* **EXERCISE AIM**:
Rewrite the material below, changing each "interactable" to "clickable" and keeping everything else the same.

* **EXTRACTED ENTRIES**:
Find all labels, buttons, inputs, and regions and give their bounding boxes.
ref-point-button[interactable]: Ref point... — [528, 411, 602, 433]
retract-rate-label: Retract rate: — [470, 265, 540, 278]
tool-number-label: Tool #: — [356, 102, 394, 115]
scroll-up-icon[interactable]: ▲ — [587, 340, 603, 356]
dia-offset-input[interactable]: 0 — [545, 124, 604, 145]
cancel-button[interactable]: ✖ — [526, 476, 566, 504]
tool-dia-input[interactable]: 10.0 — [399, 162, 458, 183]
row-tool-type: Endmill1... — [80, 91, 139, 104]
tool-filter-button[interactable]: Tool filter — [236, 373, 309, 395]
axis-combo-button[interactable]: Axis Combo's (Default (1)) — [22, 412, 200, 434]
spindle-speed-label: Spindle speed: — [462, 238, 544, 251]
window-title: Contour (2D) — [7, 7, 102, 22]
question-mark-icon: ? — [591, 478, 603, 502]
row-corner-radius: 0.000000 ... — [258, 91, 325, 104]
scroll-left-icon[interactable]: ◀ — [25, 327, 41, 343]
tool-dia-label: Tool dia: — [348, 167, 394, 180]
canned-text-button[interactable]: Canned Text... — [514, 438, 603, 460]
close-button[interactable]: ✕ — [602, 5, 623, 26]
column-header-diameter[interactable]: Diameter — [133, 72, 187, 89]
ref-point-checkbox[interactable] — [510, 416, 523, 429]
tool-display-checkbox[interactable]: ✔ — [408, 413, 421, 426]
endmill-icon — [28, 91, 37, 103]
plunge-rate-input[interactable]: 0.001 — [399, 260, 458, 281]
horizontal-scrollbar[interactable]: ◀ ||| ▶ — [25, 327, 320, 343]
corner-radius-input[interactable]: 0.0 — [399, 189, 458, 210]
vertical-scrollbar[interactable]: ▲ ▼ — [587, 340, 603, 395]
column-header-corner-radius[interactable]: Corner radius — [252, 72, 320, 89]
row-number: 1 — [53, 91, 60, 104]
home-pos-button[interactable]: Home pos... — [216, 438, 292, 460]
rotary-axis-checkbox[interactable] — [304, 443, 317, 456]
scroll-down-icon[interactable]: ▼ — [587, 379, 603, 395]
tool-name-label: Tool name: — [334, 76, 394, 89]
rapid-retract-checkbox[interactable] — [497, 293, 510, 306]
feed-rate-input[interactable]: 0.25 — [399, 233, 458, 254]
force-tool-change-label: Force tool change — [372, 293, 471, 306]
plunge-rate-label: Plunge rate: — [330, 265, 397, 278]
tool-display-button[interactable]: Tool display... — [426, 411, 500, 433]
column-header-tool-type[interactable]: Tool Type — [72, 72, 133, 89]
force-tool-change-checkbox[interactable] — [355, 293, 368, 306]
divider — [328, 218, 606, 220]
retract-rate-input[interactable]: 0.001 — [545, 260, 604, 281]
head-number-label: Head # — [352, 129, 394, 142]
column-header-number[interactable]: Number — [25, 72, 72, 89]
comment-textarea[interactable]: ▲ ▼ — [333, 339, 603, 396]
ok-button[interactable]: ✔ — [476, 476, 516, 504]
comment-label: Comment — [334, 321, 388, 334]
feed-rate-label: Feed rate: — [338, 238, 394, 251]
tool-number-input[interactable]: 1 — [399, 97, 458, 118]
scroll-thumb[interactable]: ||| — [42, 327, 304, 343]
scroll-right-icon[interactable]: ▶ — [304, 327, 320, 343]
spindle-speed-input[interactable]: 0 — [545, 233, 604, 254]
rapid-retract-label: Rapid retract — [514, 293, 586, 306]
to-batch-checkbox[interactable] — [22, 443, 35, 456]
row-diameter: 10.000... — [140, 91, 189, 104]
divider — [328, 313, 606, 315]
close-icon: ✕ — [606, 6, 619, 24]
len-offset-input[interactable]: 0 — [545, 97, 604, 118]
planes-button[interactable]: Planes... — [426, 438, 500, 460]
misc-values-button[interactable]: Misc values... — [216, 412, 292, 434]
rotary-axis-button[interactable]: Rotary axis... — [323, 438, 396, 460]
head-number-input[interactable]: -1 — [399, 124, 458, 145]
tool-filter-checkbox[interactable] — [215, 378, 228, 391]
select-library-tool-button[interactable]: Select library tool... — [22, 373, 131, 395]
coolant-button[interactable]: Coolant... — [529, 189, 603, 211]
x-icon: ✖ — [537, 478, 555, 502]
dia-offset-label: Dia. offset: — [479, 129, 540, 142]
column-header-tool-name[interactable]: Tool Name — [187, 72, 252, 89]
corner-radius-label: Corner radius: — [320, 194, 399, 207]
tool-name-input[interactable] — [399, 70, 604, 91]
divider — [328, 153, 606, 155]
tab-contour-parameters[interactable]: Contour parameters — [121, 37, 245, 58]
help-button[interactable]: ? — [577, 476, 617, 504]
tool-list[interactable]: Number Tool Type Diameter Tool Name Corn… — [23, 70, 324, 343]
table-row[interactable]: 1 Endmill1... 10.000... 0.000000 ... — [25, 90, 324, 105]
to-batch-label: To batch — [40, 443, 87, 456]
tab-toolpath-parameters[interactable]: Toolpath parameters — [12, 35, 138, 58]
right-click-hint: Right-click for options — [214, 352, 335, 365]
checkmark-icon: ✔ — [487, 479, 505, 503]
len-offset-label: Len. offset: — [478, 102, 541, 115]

* **ANSWER FOR THE TASK**:
Find all labels, buttons, inputs, and regions and give their bounding boxes.
ref-point-button[clickable]: Ref point... — [528, 411, 602, 433]
retract-rate-label: Retract rate: — [470, 265, 540, 278]
tool-number-label: Tool #: — [356, 102, 394, 115]
scroll-up-icon[clickable]: ▲ — [587, 340, 603, 356]
dia-offset-input[clickable]: 0 — [545, 124, 604, 145]
cancel-button[clickable]: ✖ — [526, 476, 566, 504]
tool-dia-input[clickable]: 10.0 — [399, 162, 458, 183]
row-tool-type: Endmill1... — [80, 91, 139, 104]
tool-filter-button[clickable]: Tool filter — [236, 373, 309, 395]
axis-combo-button[clickable]: Axis Combo's (Default (1)) — [22, 412, 200, 434]
spindle-speed-label: Spindle speed: — [462, 238, 544, 251]
window-title: Contour (2D) — [7, 7, 102, 22]
question-mark-icon: ? — [591, 478, 603, 502]
row-corner-radius: 0.000000 ... — [258, 91, 325, 104]
scroll-left-icon[clickable]: ◀ — [25, 327, 41, 343]
tool-dia-label: Tool dia: — [348, 167, 394, 180]
canned-text-button[clickable]: Canned Text... — [514, 438, 603, 460]
close-button[clickable]: ✕ — [602, 5, 623, 26]
column-header-diameter[clickable]: Diameter — [133, 72, 187, 89]
ref-point-checkbox[clickable] — [510, 416, 523, 429]
tool-display-checkbox[clickable]: ✔ — [408, 413, 421, 426]
endmill-icon — [28, 91, 37, 103]
plunge-rate-input[clickable]: 0.001 — [399, 260, 458, 281]
horizontal-scrollbar[clickable]: ◀ ||| ▶ — [25, 327, 320, 343]
corner-radius-input[clickable]: 0.0 — [399, 189, 458, 210]
vertical-scrollbar[clickable]: ▲ ▼ — [587, 340, 603, 395]
column-header-corner-radius[clickable]: Corner radius — [252, 72, 320, 89]
row-number: 1 — [53, 91, 60, 104]
home-pos-button[clickable]: Home pos... — [216, 438, 292, 460]
rotary-axis-checkbox[clickable] — [304, 443, 317, 456]
scroll-down-icon[clickable]: ▼ — [587, 379, 603, 395]
tool-name-label: Tool name: — [334, 76, 394, 89]
rapid-retract-checkbox[clickable] — [497, 293, 510, 306]
feed-rate-input[clickable]: 0.25 — [399, 233, 458, 254]
force-tool-change-label: Force tool change — [372, 293, 471, 306]
plunge-rate-label: Plunge rate: — [330, 265, 397, 278]
tool-display-button[clickable]: Tool display... — [426, 411, 500, 433]
column-header-tool-type[clickable]: Tool Type — [72, 72, 133, 89]
force-tool-change-checkbox[clickable] — [355, 293, 368, 306]
divider — [328, 218, 606, 220]
retract-rate-input[clickable]: 0.001 — [545, 260, 604, 281]
head-number-label: Head # — [352, 129, 394, 142]
column-header-number[clickable]: Number — [25, 72, 72, 89]
comment-textarea[clickable]: ▲ ▼ — [333, 339, 603, 396]
ok-button[clickable]: ✔ — [476, 476, 516, 504]
comment-label: Comment — [334, 321, 388, 334]
feed-rate-label: Feed rate: — [338, 238, 394, 251]
tool-number-input[clickable]: 1 — [399, 97, 458, 118]
scroll-thumb[clickable]: ||| — [42, 327, 304, 343]
scroll-right-icon[clickable]: ▶ — [304, 327, 320, 343]
spindle-speed-input[clickable]: 0 — [545, 233, 604, 254]
rapid-retract-label: Rapid retract — [514, 293, 586, 306]
to-batch-checkbox[clickable] — [22, 443, 35, 456]
row-diameter: 10.000... — [140, 91, 189, 104]
divider — [328, 313, 606, 315]
close-icon: ✕ — [606, 6, 619, 24]
len-offset-input[clickable]: 0 — [545, 97, 604, 118]
planes-button[clickable]: Planes... — [426, 438, 500, 460]
misc-values-button[clickable]: Misc values... — [216, 412, 292, 434]
rotary-axis-button[clickable]: Rotary axis... — [323, 438, 396, 460]
head-number-input[clickable]: -1 — [399, 124, 458, 145]
tool-filter-checkbox[clickable] — [215, 378, 228, 391]
select-library-tool-button[clickable]: Select library tool... — [22, 373, 131, 395]
coolant-button[clickable]: Coolant... — [529, 189, 603, 211]
x-icon: ✖ — [537, 478, 555, 502]
dia-offset-label: Dia. offset: — [479, 129, 540, 142]
column-header-tool-name[clickable]: Tool Name — [187, 72, 252, 89]
corner-radius-label: Corner radius: — [320, 194, 399, 207]
tool-name-input[clickable] — [399, 70, 604, 91]
divider — [328, 153, 606, 155]
tab-contour-parameters[clickable]: Contour parameters — [121, 37, 245, 58]
help-button[clickable]: ? — [577, 476, 617, 504]
tool-list[clickable]: Number Tool Type Diameter Tool Name Corn… — [23, 70, 324, 343]
table-row[clickable]: 1 Endmill1... 10.000... 0.000000 ... — [25, 90, 324, 105]
to-batch-label: To batch — [40, 443, 87, 456]
tab-toolpath-parameters[clickable]: Toolpath parameters — [12, 35, 138, 58]
right-click-hint: Right-click for options — [214, 352, 335, 365]
checkmark-icon: ✔ — [487, 479, 505, 503]
len-offset-label: Len. offset: — [478, 102, 541, 115]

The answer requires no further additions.